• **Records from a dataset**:
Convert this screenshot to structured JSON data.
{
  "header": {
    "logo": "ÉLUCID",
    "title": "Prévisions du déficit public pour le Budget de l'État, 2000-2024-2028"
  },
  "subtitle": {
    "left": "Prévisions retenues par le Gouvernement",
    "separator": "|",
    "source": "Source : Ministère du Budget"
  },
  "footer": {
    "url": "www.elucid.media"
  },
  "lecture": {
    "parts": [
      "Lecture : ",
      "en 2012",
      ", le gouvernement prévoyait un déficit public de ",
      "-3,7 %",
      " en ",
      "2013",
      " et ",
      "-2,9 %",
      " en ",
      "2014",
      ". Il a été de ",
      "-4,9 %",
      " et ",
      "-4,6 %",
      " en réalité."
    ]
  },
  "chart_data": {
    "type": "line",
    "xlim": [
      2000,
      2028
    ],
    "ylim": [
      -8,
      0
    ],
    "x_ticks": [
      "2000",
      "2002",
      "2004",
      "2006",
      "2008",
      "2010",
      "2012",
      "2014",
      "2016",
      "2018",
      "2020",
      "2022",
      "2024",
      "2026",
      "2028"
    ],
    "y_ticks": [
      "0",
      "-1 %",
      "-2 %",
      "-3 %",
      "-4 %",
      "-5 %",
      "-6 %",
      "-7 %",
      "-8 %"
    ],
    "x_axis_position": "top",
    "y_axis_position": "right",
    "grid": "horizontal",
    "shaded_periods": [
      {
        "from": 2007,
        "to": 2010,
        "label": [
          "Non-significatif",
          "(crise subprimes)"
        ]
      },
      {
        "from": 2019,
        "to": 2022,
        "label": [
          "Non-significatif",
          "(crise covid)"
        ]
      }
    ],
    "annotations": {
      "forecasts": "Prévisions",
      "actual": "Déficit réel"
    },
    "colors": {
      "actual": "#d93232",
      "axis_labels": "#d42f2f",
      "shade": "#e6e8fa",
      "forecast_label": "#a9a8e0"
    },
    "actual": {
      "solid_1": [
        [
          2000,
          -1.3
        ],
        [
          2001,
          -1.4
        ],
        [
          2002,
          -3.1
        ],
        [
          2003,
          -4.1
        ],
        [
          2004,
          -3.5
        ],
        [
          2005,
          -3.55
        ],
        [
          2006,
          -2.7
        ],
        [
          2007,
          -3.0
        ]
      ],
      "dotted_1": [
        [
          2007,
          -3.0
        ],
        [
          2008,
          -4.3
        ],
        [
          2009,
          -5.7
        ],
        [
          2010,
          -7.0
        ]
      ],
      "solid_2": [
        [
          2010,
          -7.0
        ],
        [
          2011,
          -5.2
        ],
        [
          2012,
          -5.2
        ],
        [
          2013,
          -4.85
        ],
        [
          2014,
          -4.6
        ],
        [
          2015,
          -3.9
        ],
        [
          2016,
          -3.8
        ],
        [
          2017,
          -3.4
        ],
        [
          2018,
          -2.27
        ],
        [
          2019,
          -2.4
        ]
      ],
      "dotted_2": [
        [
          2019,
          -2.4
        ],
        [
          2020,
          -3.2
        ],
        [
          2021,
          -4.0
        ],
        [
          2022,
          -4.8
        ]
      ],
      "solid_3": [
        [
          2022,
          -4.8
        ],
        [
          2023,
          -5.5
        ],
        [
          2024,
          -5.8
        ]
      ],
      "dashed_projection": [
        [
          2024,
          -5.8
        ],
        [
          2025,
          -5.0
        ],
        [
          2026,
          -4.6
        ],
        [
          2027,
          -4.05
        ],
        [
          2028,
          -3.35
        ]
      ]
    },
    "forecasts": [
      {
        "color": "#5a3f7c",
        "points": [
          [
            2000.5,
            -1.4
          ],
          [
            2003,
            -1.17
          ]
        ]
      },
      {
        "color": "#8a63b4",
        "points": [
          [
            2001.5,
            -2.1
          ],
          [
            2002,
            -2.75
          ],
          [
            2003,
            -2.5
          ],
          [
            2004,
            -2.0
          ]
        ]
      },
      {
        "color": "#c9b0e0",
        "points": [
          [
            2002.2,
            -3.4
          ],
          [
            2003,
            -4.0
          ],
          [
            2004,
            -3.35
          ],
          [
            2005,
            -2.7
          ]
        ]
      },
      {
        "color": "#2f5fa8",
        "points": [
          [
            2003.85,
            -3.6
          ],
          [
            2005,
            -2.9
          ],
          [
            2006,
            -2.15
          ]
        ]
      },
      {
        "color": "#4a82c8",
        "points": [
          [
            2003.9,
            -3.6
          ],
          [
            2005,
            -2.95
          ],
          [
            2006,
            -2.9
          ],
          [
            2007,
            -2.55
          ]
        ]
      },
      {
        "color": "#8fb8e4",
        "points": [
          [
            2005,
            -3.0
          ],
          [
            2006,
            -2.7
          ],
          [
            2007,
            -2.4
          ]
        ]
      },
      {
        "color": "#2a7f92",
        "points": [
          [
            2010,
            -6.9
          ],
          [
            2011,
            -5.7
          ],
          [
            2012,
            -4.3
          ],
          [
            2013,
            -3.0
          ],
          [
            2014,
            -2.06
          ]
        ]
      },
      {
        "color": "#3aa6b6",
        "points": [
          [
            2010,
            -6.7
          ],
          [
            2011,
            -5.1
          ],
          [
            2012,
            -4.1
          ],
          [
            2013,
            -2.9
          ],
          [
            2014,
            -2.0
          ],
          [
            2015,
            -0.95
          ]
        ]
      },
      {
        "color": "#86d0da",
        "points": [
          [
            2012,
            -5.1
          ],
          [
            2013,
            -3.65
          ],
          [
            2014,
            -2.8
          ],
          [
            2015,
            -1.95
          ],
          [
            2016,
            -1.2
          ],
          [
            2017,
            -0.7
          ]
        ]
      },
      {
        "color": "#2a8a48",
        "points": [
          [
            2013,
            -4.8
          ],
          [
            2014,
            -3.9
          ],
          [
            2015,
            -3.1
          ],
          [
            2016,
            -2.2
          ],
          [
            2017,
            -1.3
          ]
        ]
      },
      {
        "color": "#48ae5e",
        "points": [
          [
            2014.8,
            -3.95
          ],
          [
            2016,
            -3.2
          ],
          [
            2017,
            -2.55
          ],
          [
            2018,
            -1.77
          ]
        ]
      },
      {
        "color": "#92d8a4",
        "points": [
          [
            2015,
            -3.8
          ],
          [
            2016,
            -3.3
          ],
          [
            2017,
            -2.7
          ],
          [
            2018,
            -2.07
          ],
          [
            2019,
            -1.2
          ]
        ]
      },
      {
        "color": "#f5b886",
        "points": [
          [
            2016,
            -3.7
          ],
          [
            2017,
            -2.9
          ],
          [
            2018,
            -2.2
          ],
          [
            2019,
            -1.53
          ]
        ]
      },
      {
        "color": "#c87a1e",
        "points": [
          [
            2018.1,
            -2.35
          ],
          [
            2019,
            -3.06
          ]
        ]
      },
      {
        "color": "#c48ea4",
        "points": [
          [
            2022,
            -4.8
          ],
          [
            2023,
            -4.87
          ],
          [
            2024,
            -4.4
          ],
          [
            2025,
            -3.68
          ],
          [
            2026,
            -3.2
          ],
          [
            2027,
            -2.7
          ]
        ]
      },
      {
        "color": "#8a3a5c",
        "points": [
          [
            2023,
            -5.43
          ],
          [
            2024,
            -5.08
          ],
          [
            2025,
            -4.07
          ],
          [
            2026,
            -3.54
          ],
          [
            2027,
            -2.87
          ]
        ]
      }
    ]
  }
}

• **Your task**:
Repeat every line of the material exactly as given.

• **Result of the exercise**:
Convert this screenshot to structured JSON data.
{
  "header": {
    "logo": "ÉLUCID",
    "title": "Prévisions du déficit public pour le Budget de l'État, 2000-2024-2028"
  },
  "subtitle": {
    "left": "Prévisions retenues par le Gouvernement",
    "separator": "|",
    "source": "Source : Ministère du Budget"
  },
  "footer": {
    "url": "www.elucid.media"
  },
  "lecture": {
    "parts": [
      "Lecture : ",
      "en 2012",
      ", le gouvernement prévoyait un déficit public de ",
      "-3,7 %",
      " en ",
      "2013",
      " et ",
      "-2,9 %",
      " en ",
      "2014",
      ". Il a été de ",
      "-4,9 %",
      " et ",
      "-4,6 %",
      " en réalité."
    ]
  },
  "chart_data": {
    "type": "line",
    "xlim": [
      2000,
      2028
    ],
    "ylim": [
      -8,
      0
    ],
    "x_ticks": [
      "2000",
      "2002",
      "2004",
      "2006",
      "2008",
      "2010",
      "2012",
      "2014",
      "2016",
      "2018",
      "2020",
      "2022",
      "2024",
      "2026",
      "2028"
    ],
    "y_ticks": [
      "0",
      "-1 %",
      "-2 %",
      "-3 %",
      "-4 %",
      "-5 %",
      "-6 %",
      "-7 %",
      "-8 %"
    ],
    "x_axis_position": "top",
    "y_axis_position": "right",
    "grid": "horizontal",
    "shaded_periods": [
      {
        "from": 2007,
        "to": 2010,
        "label": [
          "Non-significatif",
          "(crise subprimes)"
        ]
      },
      {
        "from": 2019,
        "to": 2022,
        "label": [
          "Non-significatif",
          "(crise covid)"
        ]
      }
    ],
    "annotations": {
      "forecasts": "Prévisions",
      "actual": "Déficit réel"
    },
    "colors": {
      "actual": "#d93232",
      "axis_labels": "#d42f2f",
      "shade": "#e6e8fa",
      "forecast_label": "#a9a8e0"
    },
    "actual": {
      "solid_1": [
        [
          2000,
          -1.3
        ],
        [
          2001,
          -1.4
        ],
        [
          2002,
          -3.1
        ],
        [
          2003,
          -4.1
        ],
        [
          2004,
          -3.5
        ],
        [
          2005,
          -3.55
        ],
        [
          2006,
          -2.7
        ],
        [
          2007,
          -3.0
        ]
      ],
      "dotted_1": [
        [
          2007,
          -3.0
        ],
        [
          2008,
          -4.3
        ],
        [
          2009,
          -5.7
        ],
        [
          2010,
          -7.0
        ]
      ],
      "solid_2": [
        [
          2010,
          -7.0
        ],
        [
          2011,
          -5.2
        ],
        [
          2012,
          -5.2
        ],
        [
          2013,
          -4.85
        ],
        [
          2014,
          -4.6
        ],
        [
          2015,
          -3.9
        ],
        [
          2016,
          -3.8
        ],
        [
          2017,
          -3.4
        ],
        [
          2018,
          -2.27
        ],
        [
          2019,
          -2.4
        ]
      ],
      "dotted_2": [
        [
          2019,
          -2.4
        ],
        [
          2020,
          -3.2
        ],
        [
          2021,
          -4.0
        ],
        [
          2022,
          -4.8
        ]
      ],
      "solid_3": [
        [
          2022,
          -4.8
        ],
        [
          2023,
          -5.5
        ],
        [
          2024,
          -5.8
        ]
      ],
      "dashed_projection": [
        [
          2024,
          -5.8
        ],
        [
          2025,
          -5.0
        ],
        [
          2026,
          -4.6
        ],
        [
          2027,
          -4.05
        ],
        [
          2028,
          -3.35
        ]
      ]
    },
    "forecasts": [
      {
        "color": "#5a3f7c",
        "points": [
          [
            2000.5,
            -1.4
          ],
          [
            2003,
            -1.17
          ]
        ]
      },
      {
        "color": "#8a63b4",
        "points": [
          [
            2001.5,
            -2.1
          ],
          [
            2002,
            -2.75
          ],
          [
            2003,
            -2.5
          ],
          [
            2004,
            -2.0
          ]
        ]
      },
      {
        "color": "#c9b0e0",
        "points": [
          [
            2002.2,
            -3.4
          ],
          [
            2003,
            -4.0
          ],
          [
            2004,
            -3.35
          ],
          [
            2005,
            -2.7
          ]
        ]
      },
      {
        "color": "#2f5fa8",
        "points": [
          [
            2003.85,
            -3.6
          ],
          [
            2005,
            -2.9
          ],
          [
            2006,
            -2.15
          ]
        ]
      },
      {
        "color": "#4a82c8",
        "points": [
          [
            2003.9,
            -3.6
          ],
          [
            2005,
            -2.95
          ],
          [
            2006,
            -2.9
          ],
          [
            2007,
            -2.55
          ]
        ]
      },
      {
        "color": "#8fb8e4",
        "points": [
          [
            2005,
            -3.0
          ],
          [
            2006,
            -2.7
          ],
          [
            2007,
            -2.4
          ]
        ]
      },
      {
        "color": "#2a7f92",
        "points": [
          [
            2010,
            -6.9
          ],
          [
            2011,
            -5.7
          ],
          [
            2012,
            -4.3
          ],
          [
            2013,
            -3.0
          ],
          [
            2014,
            -2.06
          ]
        ]
      },
      {
        "color": "#3aa6b6",
        "points": [
          [
            2010,
            -6.7
          ],
          [
            2011,
            -5.1
          ],
          [
            2012,
            -4.1
          ],
          [
            2013,
            -2.9
          ],
          [
            2014,
            -2.0
          ],
          [
            2015,
            -0.95
          ]
        ]
      },
      {
        "color": "#86d0da",
        "points": [
          [
            2012,
            -5.1
          ],
          [
            2013,
            -3.65
          ],
          [
            2014,
            -2.8
          ],
          [
            2015,
            -1.95
          ],
          [
            2016,
            -1.2
          ],
          [
            2017,
            -0.7
          ]
        ]
      },
      {
        "color": "#2a8a48",
        "points": [
          [
            2013,
            -4.8
          ],
          [
            2014,
            -3.9
          ],
          [
            2015,
            -3.1
          ],
          [
            2016,
            -2.2
          ],
          [
            2017,
            -1.3
          ]
        ]
      },
      {
        "color": "#48ae5e",
        "points": [
          [
            2014.8,
            -3.95
          ],
          [
            2016,
            -3.2
          ],
          [
            2017,
            -2.55
          ],
          [
            2018,
            -1.77
          ]
        ]
      },
      {
        "color": "#92d8a4",
        "points": [
          [
            2015,
            -3.8
          ],
          [
            2016,
            -3.3
          ],
          [
            2017,
            -2.7
          ],
          [
            2018,
            -2.07
          ],
          [
            2019,
            -1.2
          ]
        ]
      },
      {
        "color": "#f5b886",
        "points": [
          [
            2016,
            -3.7
          ],
          [
            2017,
            -2.9
          ],
          [
            2018,
            -2.2
          ],
          [
            2019,
            -1.53
          ]
        ]
      },
      {
        "color": "#c87a1e",
        "points": [
          [
            2018.1,
            -2.35
          ],
          [
            2019,
            -3.06
          ]
        ]
      },
      {
        "color": "#c48ea4",
        "points": [
          [
            2022,
            -4.8
          ],
          [
            2023,
            -4.87
          ],
          [
            2024,
            -4.4
          ],
          [
            2025,
            -3.68
          ],
          [
            2026,
            -3.2
          ],
          [
            2027,
            -2.7
          ]
        ]
      },
      {
        "color": "#8a3a5c",
        "points": [
          [
            2023,
            -5.43
          ],
          [
            2024,
            -5.08
          ],
          [
            2025,
            -4.07
          ],
          [
            2026,
            -3.54
          ],
          [
            2027,
            -2.87
          ]
        ]
      }
    ]
  }
}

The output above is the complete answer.